[Stored data entries]

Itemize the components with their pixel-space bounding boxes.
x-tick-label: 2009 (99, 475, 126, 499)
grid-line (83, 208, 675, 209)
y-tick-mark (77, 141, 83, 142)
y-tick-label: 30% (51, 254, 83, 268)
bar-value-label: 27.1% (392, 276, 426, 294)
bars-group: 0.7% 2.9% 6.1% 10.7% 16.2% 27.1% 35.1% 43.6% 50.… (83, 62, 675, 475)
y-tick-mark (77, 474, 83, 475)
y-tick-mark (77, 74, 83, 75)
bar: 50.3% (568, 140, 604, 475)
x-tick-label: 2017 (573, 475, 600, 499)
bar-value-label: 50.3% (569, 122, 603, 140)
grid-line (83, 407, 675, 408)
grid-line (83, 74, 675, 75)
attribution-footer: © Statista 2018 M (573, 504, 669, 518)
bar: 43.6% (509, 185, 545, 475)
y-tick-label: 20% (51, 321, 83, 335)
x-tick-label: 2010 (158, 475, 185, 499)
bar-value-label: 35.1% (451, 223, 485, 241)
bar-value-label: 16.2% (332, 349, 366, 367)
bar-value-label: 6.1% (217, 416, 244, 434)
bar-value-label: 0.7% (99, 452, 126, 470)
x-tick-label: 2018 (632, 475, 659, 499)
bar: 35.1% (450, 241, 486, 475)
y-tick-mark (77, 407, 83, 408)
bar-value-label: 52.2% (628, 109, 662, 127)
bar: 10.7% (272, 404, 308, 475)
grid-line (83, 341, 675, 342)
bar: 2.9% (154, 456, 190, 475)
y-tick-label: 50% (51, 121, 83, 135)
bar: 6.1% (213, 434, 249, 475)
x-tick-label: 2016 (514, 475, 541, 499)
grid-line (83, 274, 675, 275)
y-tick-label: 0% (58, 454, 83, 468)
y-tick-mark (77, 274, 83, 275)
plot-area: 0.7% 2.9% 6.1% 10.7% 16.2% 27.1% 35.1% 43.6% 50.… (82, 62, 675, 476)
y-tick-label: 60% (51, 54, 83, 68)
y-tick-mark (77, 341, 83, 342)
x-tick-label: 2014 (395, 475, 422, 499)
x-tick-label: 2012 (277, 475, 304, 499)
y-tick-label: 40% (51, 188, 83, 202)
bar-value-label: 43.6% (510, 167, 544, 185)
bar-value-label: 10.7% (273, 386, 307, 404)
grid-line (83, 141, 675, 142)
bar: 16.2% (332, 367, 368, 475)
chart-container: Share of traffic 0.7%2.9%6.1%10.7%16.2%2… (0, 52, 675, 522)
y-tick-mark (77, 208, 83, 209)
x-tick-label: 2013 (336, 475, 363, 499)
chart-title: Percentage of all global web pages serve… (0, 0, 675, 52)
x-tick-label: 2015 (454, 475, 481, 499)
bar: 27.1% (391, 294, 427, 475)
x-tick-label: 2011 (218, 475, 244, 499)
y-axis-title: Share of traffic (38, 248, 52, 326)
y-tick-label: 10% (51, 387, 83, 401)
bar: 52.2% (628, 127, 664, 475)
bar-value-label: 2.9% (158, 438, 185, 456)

#### Instructions to follow:
Write out every line of the records above word for word, leaving nothing out.

#### Correct response:
Itemize the components with their pixel-space bounding boxes.
x-tick-label: 2009 (99, 475, 126, 499)
grid-line (83, 208, 675, 209)
y-tick-mark (77, 141, 83, 142)
y-tick-label: 30% (51, 254, 83, 268)
bar-value-label: 27.1% (392, 276, 426, 294)
bars-group: 0.7% 2.9% 6.1% 10.7% 16.2% 27.1% 35.1% 43.6% 50.… (83, 62, 675, 475)
y-tick-mark (77, 474, 83, 475)
y-tick-mark (77, 74, 83, 75)
bar: 50.3% (568, 140, 604, 475)
x-tick-label: 2017 (573, 475, 600, 499)
bar-value-label: 50.3% (569, 122, 603, 140)
grid-line (83, 407, 675, 408)
grid-line (83, 74, 675, 75)
attribution-footer: © Statista 2018 M (573, 504, 669, 518)
bar: 43.6% (509, 185, 545, 475)
y-tick-label: 20% (51, 321, 83, 335)
x-tick-label: 2010 (158, 475, 185, 499)
bar-value-label: 35.1% (451, 223, 485, 241)
bar-value-label: 16.2% (332, 349, 366, 367)
bar-value-label: 6.1% (217, 416, 244, 434)
bar-value-label: 0.7% (99, 452, 126, 470)
x-tick-label: 2018 (632, 475, 659, 499)
bar: 35.1% (450, 241, 486, 475)
y-tick-mark (77, 407, 83, 408)
bar-value-label: 52.2% (628, 109, 662, 127)
bar: 10.7% (272, 404, 308, 475)
grid-line (83, 341, 675, 342)
bar: 2.9% (154, 456, 190, 475)
y-tick-label: 50% (51, 121, 83, 135)
bar: 6.1% (213, 434, 249, 475)
x-tick-label: 2016 (514, 475, 541, 499)
grid-line (83, 274, 675, 275)
y-tick-label: 0% (58, 454, 83, 468)
y-tick-mark (77, 274, 83, 275)
plot-area: 0.7% 2.9% 6.1% 10.7% 16.2% 27.1% 35.1% 43.6% 50.… (82, 62, 675, 476)
y-tick-label: 60% (51, 54, 83, 68)
y-tick-mark (77, 341, 83, 342)
x-tick-label: 2014 (395, 475, 422, 499)
x-tick-label: 2012 (277, 475, 304, 499)
y-tick-label: 40% (51, 188, 83, 202)
bar-value-label: 43.6% (510, 167, 544, 185)
bar-value-label: 10.7% (273, 386, 307, 404)
grid-line (83, 141, 675, 142)
bar: 16.2% (332, 367, 368, 475)
chart-container: Share of traffic 0.7%2.9%6.1%10.7%16.2%2… (0, 52, 675, 522)
y-tick-mark (77, 208, 83, 209)
x-tick-label: 2013 (336, 475, 363, 499)
chart-title: Percentage of all global web pages serve… (0, 0, 675, 52)
x-tick-label: 2015 (454, 475, 481, 499)
bar: 27.1% (391, 294, 427, 475)
x-tick-label: 2011 (218, 475, 244, 499)
y-axis-title: Share of traffic (38, 248, 52, 326)
y-tick-label: 10% (51, 387, 83, 401)
bar: 52.2% (628, 127, 664, 475)
bar-value-label: 2.9% (158, 438, 185, 456)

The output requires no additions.